--- start ---

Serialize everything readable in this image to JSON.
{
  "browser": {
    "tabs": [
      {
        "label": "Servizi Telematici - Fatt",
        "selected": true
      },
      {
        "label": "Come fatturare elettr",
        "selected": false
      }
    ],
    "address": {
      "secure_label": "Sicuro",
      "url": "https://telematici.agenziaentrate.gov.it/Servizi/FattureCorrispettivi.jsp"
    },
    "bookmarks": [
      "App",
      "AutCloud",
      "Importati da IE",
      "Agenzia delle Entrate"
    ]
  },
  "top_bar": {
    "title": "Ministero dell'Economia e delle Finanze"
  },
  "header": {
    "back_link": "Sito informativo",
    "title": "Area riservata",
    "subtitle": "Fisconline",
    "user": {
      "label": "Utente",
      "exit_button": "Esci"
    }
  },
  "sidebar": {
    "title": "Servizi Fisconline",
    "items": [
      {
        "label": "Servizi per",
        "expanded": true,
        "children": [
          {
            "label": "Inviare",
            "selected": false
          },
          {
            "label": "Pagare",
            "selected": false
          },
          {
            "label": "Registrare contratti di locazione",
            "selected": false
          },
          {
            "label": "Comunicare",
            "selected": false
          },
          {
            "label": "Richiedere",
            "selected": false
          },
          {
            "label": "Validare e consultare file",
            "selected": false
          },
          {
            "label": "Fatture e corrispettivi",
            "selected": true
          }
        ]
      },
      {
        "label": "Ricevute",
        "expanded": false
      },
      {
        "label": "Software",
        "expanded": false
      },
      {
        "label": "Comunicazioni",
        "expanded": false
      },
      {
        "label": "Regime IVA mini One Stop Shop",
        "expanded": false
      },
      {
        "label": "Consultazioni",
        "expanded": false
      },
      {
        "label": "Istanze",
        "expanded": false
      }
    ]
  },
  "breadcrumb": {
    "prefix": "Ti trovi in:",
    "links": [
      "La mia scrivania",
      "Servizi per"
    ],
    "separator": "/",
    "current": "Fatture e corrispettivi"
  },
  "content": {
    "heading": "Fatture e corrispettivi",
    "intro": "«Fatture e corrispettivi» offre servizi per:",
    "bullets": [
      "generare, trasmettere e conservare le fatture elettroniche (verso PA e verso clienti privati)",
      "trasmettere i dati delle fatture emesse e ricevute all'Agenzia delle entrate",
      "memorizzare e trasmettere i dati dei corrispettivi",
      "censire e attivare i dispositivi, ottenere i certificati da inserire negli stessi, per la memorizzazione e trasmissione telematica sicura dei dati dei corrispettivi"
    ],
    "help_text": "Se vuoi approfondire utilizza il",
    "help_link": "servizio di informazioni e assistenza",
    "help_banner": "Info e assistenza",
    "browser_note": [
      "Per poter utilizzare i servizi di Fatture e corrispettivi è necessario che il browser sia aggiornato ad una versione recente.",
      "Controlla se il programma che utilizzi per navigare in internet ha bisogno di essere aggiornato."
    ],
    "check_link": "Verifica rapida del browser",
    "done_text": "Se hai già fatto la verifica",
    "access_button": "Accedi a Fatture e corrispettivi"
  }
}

--- end ---

• SET PROBLEM: Provide only the number of lines in the entries that hold the word "delle".

• FINAL ANSWER: 3